Records for processing:
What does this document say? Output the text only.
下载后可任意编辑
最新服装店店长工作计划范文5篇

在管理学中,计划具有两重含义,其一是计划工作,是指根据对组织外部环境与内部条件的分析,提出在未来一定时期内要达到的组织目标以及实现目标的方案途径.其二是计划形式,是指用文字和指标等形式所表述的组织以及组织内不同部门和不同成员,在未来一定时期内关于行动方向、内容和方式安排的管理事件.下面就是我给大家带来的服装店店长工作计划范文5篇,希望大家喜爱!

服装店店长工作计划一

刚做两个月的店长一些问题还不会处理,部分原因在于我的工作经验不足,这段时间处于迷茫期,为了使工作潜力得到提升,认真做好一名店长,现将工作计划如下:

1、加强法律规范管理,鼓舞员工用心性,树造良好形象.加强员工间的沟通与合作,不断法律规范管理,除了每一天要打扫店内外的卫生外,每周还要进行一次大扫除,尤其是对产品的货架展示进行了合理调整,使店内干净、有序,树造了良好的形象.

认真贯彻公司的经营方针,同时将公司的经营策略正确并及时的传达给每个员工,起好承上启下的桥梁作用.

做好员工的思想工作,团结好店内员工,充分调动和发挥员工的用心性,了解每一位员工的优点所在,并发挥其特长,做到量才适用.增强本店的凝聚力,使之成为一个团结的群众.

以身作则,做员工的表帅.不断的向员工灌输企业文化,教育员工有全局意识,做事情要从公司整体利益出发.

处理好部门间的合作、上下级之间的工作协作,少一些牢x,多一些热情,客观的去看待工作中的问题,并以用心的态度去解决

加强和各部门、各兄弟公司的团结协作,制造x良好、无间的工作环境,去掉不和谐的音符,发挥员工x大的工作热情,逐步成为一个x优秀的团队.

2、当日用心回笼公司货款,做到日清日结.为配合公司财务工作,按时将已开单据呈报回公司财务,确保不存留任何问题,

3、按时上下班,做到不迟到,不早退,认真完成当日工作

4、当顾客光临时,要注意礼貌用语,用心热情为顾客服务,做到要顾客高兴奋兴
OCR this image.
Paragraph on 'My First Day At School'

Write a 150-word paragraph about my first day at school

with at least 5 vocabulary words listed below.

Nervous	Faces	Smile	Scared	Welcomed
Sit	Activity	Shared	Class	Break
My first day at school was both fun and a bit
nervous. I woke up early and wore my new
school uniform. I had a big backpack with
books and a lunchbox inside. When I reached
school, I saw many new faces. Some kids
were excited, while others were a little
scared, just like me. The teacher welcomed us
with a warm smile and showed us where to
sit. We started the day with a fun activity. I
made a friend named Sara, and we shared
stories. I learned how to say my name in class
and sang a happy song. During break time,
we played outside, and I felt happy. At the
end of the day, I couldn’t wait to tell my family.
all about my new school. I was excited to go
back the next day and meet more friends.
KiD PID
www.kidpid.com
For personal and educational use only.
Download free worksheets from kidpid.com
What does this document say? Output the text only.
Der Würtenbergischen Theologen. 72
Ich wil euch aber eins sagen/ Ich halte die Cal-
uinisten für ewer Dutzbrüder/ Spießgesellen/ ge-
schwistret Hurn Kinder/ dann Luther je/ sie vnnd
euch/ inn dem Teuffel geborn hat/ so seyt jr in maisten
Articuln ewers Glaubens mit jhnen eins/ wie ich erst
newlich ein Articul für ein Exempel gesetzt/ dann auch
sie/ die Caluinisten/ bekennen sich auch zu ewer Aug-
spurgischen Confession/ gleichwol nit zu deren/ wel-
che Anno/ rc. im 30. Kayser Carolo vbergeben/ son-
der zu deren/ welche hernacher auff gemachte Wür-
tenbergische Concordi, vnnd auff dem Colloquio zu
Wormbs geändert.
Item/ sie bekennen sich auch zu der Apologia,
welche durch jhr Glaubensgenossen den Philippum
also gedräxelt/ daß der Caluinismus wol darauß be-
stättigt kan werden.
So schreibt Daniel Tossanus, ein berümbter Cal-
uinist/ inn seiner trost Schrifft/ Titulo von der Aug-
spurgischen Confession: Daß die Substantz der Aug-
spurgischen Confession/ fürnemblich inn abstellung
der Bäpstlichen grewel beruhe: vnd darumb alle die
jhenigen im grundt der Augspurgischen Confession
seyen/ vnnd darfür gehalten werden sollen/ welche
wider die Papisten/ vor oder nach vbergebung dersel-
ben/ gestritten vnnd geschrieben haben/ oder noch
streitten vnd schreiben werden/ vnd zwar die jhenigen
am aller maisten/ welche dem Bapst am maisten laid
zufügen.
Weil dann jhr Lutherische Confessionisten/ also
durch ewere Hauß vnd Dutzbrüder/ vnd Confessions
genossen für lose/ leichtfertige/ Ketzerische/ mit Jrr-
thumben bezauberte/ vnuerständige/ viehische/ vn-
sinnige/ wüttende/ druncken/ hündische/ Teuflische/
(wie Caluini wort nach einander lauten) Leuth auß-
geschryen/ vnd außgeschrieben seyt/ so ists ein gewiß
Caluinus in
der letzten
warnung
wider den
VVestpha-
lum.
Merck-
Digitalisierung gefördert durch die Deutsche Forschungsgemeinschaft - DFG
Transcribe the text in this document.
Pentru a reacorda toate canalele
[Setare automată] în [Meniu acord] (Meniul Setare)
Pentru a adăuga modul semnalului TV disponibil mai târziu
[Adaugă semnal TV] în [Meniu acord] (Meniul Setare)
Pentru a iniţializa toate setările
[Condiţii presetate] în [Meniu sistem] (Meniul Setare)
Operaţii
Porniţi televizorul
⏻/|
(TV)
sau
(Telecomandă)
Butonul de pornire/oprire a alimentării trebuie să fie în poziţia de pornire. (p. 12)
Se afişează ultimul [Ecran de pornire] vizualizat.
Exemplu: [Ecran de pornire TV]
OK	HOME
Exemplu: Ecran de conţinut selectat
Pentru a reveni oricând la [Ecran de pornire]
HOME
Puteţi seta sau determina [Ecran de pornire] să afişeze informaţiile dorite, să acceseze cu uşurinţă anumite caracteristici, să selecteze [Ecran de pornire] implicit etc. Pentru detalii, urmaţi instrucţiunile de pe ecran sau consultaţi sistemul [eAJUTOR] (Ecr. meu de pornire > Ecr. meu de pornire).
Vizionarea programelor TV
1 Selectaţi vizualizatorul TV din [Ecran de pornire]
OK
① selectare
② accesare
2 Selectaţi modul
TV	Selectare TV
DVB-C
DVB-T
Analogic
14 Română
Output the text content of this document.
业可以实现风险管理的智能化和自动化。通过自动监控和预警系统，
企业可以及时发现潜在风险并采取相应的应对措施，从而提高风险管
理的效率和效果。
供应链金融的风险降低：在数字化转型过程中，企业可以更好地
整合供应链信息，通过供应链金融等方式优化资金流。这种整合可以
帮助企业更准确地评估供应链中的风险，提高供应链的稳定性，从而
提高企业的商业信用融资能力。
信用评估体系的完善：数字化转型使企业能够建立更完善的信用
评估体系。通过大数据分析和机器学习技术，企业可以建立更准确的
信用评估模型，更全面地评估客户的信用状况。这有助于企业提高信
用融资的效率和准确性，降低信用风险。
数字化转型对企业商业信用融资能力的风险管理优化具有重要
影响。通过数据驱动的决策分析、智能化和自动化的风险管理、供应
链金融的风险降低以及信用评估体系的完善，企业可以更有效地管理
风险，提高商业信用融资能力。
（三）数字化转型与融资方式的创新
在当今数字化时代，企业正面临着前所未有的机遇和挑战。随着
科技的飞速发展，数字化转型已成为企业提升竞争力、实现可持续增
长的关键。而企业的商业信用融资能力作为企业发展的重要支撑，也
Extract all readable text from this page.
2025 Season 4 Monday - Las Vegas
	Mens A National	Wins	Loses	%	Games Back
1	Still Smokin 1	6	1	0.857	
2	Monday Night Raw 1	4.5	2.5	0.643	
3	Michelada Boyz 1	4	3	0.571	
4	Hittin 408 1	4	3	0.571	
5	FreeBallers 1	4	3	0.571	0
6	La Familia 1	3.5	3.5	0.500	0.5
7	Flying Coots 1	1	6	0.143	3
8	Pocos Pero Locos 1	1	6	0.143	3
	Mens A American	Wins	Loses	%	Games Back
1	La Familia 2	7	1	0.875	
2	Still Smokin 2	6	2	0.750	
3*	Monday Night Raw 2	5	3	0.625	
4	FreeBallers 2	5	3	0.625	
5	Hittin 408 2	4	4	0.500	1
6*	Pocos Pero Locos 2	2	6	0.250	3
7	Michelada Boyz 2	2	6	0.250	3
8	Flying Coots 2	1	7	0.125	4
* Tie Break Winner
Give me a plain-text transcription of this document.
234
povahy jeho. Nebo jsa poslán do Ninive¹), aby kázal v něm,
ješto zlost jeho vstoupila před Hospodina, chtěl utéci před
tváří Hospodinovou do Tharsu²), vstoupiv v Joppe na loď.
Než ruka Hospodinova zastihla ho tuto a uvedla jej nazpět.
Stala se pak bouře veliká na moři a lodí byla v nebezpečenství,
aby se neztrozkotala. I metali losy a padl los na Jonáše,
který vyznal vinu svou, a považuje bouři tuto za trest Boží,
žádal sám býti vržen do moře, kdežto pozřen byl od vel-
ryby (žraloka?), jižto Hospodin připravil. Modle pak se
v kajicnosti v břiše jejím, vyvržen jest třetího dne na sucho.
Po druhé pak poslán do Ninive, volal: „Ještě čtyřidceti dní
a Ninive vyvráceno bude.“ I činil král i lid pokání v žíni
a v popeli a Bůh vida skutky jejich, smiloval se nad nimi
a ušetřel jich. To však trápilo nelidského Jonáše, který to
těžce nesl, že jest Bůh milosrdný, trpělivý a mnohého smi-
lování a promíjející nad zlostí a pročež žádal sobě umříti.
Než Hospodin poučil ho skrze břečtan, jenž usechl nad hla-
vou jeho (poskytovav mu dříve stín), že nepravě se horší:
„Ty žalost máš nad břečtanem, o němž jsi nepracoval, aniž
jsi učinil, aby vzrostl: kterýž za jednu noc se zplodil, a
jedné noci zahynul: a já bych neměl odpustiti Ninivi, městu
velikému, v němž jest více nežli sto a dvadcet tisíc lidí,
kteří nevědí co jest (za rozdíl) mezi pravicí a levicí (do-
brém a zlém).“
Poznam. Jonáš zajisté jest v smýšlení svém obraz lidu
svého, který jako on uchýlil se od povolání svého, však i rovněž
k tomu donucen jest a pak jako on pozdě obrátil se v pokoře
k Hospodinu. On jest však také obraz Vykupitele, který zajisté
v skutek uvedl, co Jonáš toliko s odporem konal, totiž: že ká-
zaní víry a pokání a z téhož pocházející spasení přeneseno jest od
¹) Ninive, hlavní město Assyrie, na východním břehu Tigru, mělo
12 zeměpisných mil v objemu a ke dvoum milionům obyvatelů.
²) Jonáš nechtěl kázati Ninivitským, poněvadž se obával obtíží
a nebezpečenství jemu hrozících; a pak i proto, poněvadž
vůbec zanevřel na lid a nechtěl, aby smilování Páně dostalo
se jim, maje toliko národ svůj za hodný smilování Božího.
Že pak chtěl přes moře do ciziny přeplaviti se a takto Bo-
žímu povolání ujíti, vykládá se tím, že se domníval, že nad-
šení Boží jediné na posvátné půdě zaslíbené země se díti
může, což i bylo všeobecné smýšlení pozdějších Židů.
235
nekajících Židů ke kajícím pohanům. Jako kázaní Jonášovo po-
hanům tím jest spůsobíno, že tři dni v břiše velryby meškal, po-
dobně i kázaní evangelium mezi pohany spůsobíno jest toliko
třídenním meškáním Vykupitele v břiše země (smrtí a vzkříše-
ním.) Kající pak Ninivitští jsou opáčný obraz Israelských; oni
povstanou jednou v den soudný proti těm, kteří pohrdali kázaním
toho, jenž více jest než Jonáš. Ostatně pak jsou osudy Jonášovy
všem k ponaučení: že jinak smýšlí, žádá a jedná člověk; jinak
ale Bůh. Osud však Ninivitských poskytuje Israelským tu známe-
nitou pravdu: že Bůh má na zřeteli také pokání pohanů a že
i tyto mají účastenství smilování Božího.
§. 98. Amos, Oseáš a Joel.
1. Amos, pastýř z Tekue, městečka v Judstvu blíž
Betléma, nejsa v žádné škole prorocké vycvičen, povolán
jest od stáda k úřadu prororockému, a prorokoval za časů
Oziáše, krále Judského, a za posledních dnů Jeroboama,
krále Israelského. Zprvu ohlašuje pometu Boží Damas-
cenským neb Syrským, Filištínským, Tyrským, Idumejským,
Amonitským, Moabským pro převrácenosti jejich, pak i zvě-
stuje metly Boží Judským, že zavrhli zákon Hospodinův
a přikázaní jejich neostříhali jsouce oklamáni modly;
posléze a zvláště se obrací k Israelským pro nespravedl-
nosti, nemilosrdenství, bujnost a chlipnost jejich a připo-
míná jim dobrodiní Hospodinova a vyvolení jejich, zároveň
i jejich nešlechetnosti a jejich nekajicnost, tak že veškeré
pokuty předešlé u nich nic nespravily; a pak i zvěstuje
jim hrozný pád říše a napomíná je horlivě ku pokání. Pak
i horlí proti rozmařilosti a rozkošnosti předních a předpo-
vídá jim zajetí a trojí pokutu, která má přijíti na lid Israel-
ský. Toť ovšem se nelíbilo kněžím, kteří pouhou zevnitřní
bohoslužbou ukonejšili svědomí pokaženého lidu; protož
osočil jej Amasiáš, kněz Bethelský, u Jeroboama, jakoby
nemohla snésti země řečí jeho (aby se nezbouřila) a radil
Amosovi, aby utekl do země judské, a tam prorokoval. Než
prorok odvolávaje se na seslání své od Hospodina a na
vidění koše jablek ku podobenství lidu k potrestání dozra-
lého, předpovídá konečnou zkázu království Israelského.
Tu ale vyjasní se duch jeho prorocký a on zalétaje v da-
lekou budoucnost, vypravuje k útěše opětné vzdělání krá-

Objective: Tell how many lines of the data above hold the string "moře". Give only the number.

Written response: 2